_Written task_: Print the data exactly, leaving nothing out.
⟨
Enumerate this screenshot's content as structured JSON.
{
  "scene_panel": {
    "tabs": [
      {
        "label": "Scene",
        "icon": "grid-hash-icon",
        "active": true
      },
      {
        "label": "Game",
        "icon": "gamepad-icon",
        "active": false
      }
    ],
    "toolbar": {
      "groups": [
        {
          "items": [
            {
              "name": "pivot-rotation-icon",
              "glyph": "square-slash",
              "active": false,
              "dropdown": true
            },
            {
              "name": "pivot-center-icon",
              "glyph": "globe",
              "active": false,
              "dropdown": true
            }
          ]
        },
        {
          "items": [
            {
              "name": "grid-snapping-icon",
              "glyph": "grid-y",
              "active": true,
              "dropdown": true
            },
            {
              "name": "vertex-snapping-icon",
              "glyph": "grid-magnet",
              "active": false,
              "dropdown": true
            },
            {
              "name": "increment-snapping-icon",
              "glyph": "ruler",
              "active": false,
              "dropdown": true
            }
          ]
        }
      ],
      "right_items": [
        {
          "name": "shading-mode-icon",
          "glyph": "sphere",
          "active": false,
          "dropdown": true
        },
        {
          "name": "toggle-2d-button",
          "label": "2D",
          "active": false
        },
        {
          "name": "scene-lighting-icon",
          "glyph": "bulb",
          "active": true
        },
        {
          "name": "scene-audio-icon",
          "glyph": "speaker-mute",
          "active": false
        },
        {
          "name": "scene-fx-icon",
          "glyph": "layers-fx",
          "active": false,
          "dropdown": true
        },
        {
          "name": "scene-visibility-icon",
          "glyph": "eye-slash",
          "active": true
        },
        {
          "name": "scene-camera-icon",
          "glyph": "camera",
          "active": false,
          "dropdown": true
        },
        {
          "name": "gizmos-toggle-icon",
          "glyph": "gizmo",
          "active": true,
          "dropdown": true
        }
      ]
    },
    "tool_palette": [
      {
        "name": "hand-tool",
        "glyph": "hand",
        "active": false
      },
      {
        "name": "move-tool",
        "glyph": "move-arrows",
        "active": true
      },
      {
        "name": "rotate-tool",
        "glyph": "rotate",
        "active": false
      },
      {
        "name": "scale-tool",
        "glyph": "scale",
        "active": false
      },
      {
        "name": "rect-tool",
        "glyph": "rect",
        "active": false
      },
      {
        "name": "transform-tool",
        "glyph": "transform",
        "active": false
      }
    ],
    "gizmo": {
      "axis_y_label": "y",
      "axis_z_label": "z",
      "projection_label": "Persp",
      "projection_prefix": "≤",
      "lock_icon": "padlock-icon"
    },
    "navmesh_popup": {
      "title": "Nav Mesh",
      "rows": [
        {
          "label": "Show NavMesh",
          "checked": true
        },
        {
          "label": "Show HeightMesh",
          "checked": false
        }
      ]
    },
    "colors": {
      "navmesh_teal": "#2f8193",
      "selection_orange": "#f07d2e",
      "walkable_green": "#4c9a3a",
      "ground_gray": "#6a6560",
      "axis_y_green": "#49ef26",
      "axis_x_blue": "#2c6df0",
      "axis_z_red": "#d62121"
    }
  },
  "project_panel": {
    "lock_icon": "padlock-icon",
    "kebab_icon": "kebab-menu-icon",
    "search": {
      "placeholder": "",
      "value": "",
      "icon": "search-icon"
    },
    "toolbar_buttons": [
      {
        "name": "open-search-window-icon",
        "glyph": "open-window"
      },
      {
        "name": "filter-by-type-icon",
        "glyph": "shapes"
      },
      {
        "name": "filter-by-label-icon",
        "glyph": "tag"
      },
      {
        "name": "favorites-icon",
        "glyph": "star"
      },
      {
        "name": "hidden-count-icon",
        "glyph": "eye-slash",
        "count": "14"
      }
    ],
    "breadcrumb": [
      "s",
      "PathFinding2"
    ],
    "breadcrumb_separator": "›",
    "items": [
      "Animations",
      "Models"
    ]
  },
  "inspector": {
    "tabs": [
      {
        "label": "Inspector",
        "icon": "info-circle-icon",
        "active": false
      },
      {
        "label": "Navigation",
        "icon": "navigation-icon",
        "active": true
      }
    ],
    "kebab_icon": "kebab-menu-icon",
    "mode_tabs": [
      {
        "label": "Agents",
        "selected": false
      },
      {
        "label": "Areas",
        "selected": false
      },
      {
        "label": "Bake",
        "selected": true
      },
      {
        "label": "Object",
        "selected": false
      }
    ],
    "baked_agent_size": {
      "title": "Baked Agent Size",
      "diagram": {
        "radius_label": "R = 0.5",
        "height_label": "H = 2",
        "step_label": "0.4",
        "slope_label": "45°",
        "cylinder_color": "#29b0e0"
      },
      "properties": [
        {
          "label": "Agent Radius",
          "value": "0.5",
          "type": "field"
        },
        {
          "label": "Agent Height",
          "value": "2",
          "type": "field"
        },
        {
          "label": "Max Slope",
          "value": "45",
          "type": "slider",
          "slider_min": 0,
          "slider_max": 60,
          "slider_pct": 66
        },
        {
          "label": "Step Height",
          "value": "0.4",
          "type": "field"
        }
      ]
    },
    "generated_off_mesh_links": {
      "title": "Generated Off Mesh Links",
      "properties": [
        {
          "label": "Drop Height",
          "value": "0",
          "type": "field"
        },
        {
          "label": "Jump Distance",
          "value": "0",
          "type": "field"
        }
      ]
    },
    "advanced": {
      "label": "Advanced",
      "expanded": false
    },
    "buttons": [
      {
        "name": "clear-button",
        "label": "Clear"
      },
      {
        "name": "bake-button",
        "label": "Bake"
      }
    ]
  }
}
⟩
_Exercise result_:
Enumerate this screenshot's content as structured JSON.
{
  "scene_panel": {
    "tabs": [
      {
        "label": "Scene",
        "icon": "grid-hash-icon",
        "active": true
      },
      {
        "label": "Game",
        "icon": "gamepad-icon",
        "active": false
      }
    ],
    "toolbar": {
      "groups": [
        {
          "items": [
            {
              "name": "pivot-rotation-icon",
              "glyph": "square-slash",
              "active": false,
              "dropdown": true
            },
            {
              "name": "pivot-center-icon",
              "glyph": "globe",
              "active": false,
              "dropdown": true
            }
          ]
        },
        {
          "items": [
            {
              "name": "grid-snapping-icon",
              "glyph": "grid-y",
              "active": true,
              "dropdown": true
            },
            {
              "name": "vertex-snapping-icon",
              "glyph": "grid-magnet",
              "active": false,
              "dropdown": true
            },
            {
              "name": "increment-snapping-icon",
              "glyph": "ruler",
              "active": false,
              "dropdown": true
            }
          ]
        }
      ],
      "right_items": [
        {
          "name": "shading-mode-icon",
          "glyph": "sphere",
          "active": false,
          "dropdown": true
        },
        {
          "name": "toggle-2d-button",
          "label": "2D",
          "active": false
        },
        {
          "name": "scene-lighting-icon",
          "glyph": "bulb",
          "active": true
        },
        {
          "name": "scene-audio-icon",
          "glyph": "speaker-mute",
          "active": false
        },
        {
          "name": "scene-fx-icon",
          "glyph": "layers-fx",
          "active": false,
          "dropdown": true
        },
        {
          "name": "scene-visibility-icon",
          "glyph": "eye-slash",
          "active": true
        },
        {
          "name": "scene-camera-icon",
          "glyph": "camera",
          "active": false,
          "dropdown": true
        },
        {
          "name": "gizmos-toggle-icon",
          "glyph": "gizmo",
          "active": true,
          "dropdown": true
        }
      ]
    },
    "tool_palette": [
      {
        "name": "hand-tool",
        "glyph": "hand",
        "active": false
      },
      {
        "name": "move-tool",
        "glyph": "move-arrows",
        "active": true
      },
      {
        "name": "rotate-tool",
        "glyph": "rotate",
        "active": false
      },
      {
        "name": "scale-tool",
        "glyph": "scale",
        "active": false
      },
      {
        "name": "rect-tool",
        "glyph": "rect",
        "active": false
      },
      {
        "name": "transform-tool",
        "glyph": "transform",
        "active": false
      }
    ],
    "gizmo": {
      "axis_y_label": "y",
      "axis_z_label": "z",
      "projection_label": "Persp",
      "projection_prefix": "≤",
      "lock_icon": "padlock-icon"
    },
    "navmesh_popup": {
      "title": "Nav Mesh",
      "rows": [
        {
          "label": "Show NavMesh",
          "checked": true
        },
        {
          "label": "Show HeightMesh",
          "checked": false
        }
      ]
    },
    "colors": {
      "navmesh_teal": "#2f8193",
      "selection_orange": "#f07d2e",
      "walkable_green": "#4c9a3a",
      "ground_gray": "#6a6560",
      "axis_y_green": "#49ef26",
      "axis_x_blue": "#2c6df0",
      "axis_z_red": "#d62121"
    }
  },
  "project_panel": {
    "lock_icon": "padlock-icon",
    "kebab_icon": "kebab-menu-icon",
    "search": {
      "placeholder": "",
      "value": "",
      "icon": "search-icon"
    },
    "toolbar_buttons": [
      {
        "name": "open-search-window-icon",
        "glyph": "open-window"
      },
      {
        "name": "filter-by-type-icon",
        "glyph": "shapes"
      },
      {
        "name": "filter-by-label-icon",
        "glyph": "tag"
      },
      {
        "name": "favorites-icon",
        "glyph": "star"
      },
      {
        "name": "hidden-count-icon",
        "glyph": "eye-slash",
        "count": "14"
      }
    ],
    "breadcrumb": [
      "s",
      "PathFinding2"
    ],
    "breadcrumb_separator": "›",
    "items": [
      "Animations",
      "Models"
    ]
  },
  "inspector": {
    "tabs": [
      {
        "label": "Inspector",
        "icon": "info-circle-icon",
        "active": false
      },
      {
        "label": "Navigation",
        "icon": "navigation-icon",
        "active": true
      }
    ],
    "kebab_icon": "kebab-menu-icon",
    "mode_tabs": [
      {
        "label": "Agents",
        "selected": false
      },
      {
        "label": "Areas",
        "selected": false
      },
      {
        "label": "Bake",
        "selected": true
      },
      {
        "label": "Object",
        "selected": false
      }
    ],
    "baked_agent_size": {
      "title": "Baked Agent Size",
      "diagram": {
        "radius_label": "R = 0.5",
        "height_label": "H = 2",
        "step_label": "0.4",
        "slope_label": "45°",
        "cylinder_color": "#29b0e0"
      },
      "properties": [
        {
          "label": "Agent Radius",
          "value": "0.5",
          "type": "field"
        },
        {
          "label": "Agent Height",
          "value": "2",
          "type": "field"
        },
        {
          "label": "Max Slope",
          "value": "45",
          "type": "slider",
          "slider_min": 0,
          "slider_max": 60,
          "slider_pct": 66
        },
        {
          "label": "Step Height",
          "value": "0.4",
          "type": "field"
        }
      ]
    },
    "generated_off_mesh_links": {
      "title": "Generated Off Mesh Links",
      "properties": [
        {
          "label": "Drop Height",
          "value": "0",
          "type": "field"
        },
        {
          "label": "Jump Distance",
          "value": "0",
          "type": "field"
        }
      ]
    },
    "advanced": {
      "label": "Advanced",
      "expanded": false
    },
    "buttons": [
      {
        "name": "clear-button",
        "label": "Clear"
      },
      {
        "name": "bake-button",
        "label": "Bake"
      }
    ]
  }
}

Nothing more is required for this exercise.